WHAT YOU SHOULD DO:
Copy verbatim the records from the line with "username: Rash99 (1317, 24, 1383, 45)" to the line with "explore-menu[interactable]: Explore (205, 0, 292, 72)".

RECORDS SUPPLIED:
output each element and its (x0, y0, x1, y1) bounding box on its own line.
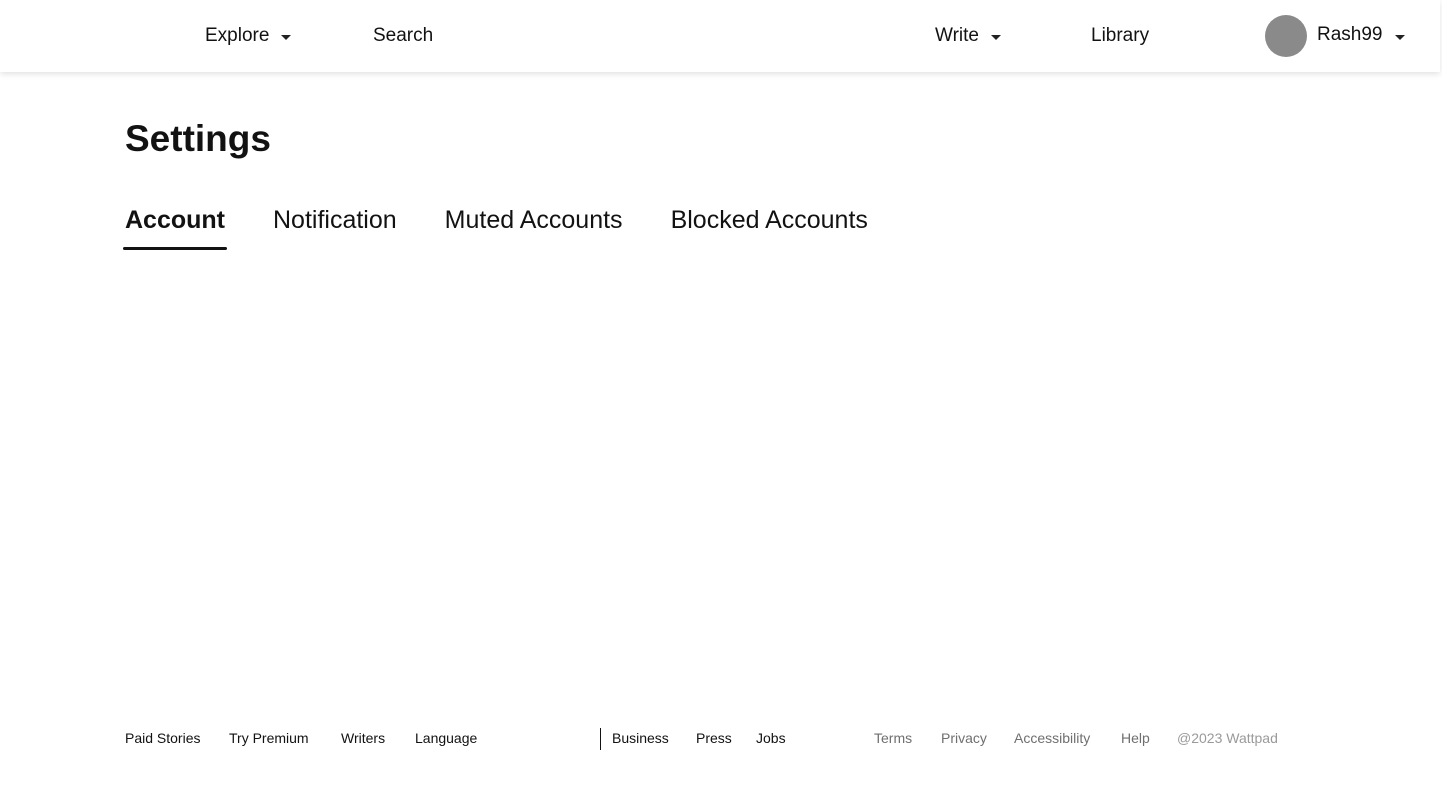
username: Rash99 (1317, 24, 1383, 45)
explore-label: Explore (205, 25, 270, 46)
user-menu[interactable]: Rash99 (1265, 0, 1405, 72)
footer: Paid Stories Try Premium Writers Languag… (0, 726, 1442, 752)
library-label: Library (1091, 25, 1150, 46)
footer-link-privacy[interactable]: Privacy (941, 726, 987, 750)
chevron-down-icon (281, 34, 292, 40)
top-nav-bar: Explore Search Write Library Rash99 (0, 0, 1440, 72)
footer-link-paid-stories[interactable]: Paid Stories (125, 726, 200, 750)
avatar (1265, 15, 1307, 57)
footer-link-jobs[interactable]: Jobs (756, 726, 786, 750)
footer-link-accessibility[interactable]: Accessibility (1014, 726, 1090, 750)
search-label: Search (373, 25, 434, 46)
write-label: Write (935, 25, 979, 46)
footer-link-writers[interactable]: Writers (341, 726, 385, 750)
tab-account[interactable]: Account (123, 198, 227, 250)
library-link[interactable]: Library (1091, 0, 1149, 72)
footer-link-press[interactable]: Press (696, 726, 732, 750)
settings-tabs: Account Notification Muted Accounts Bloc… (123, 198, 916, 250)
tab-muted-accounts[interactable]: Muted Accounts (445, 198, 623, 248)
footer-link-try-premium[interactable]: Try Premium (229, 726, 309, 750)
tab-notification[interactable]: Notification (273, 198, 397, 248)
chevron-down-icon (1394, 34, 1405, 40)
footer-divider (600, 728, 601, 750)
tab-blocked-accounts[interactable]: Blocked Accounts (671, 198, 868, 248)
explore-menu[interactable]: Explore (205, 0, 292, 72)
footer-link-language[interactable]: Language (415, 726, 477, 750)
write-menu[interactable]: Write (935, 0, 1001, 72)
footer-link-help[interactable]: Help (1121, 726, 1150, 750)
footer-link-business[interactable]: Business (612, 726, 669, 750)
page-title: Settings (125, 118, 271, 159)
footer-copyright: @2023 Wattpad (1177, 730, 1278, 746)
footer-link-terms[interactable]: Terms (874, 726, 912, 750)
chevron-down-icon (990, 34, 1001, 40)
search-button[interactable]: Search (373, 0, 433, 72)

RESPONSE TO THE EXERCISE:
username: Rash99 (1317, 24, 1383, 45)
explore-label: Explore (205, 25, 270, 46)
user-menu[interactable]: Rash99 (1265, 0, 1405, 72)
footer: Paid Stories Try Premium Writers Languag… (0, 726, 1442, 752)
library-label: Library (1091, 25, 1150, 46)
footer-link-privacy[interactable]: Privacy (941, 726, 987, 750)
chevron-down-icon (281, 34, 292, 40)
top-nav-bar: Explore Search Write Library Rash99 (0, 0, 1440, 72)
footer-link-paid-stories[interactable]: Paid Stories (125, 726, 200, 750)
avatar (1265, 15, 1307, 57)
footer-link-jobs[interactable]: Jobs (756, 726, 786, 750)
footer-link-accessibility[interactable]: Accessibility (1014, 726, 1090, 750)
search-label: Search (373, 25, 434, 46)
write-label: Write (935, 25, 979, 46)
footer-link-writers[interactable]: Writers (341, 726, 385, 750)
tab-account[interactable]: Account (123, 198, 227, 250)
library-link[interactable]: Library (1091, 0, 1149, 72)
footer-link-press[interactable]: Press (696, 726, 732, 750)
settings-tabs: Account Notification Muted Accounts Bloc… (123, 198, 916, 250)
tab-muted-accounts[interactable]: Muted Accounts (445, 198, 623, 248)
footer-link-try-premium[interactable]: Try Premium (229, 726, 309, 750)
tab-notification[interactable]: Notification (273, 198, 397, 248)
chevron-down-icon (1394, 34, 1405, 40)
footer-divider (600, 728, 601, 750)
tab-blocked-accounts[interactable]: Blocked Accounts (671, 198, 868, 248)
explore-menu[interactable]: Explore (205, 0, 292, 72)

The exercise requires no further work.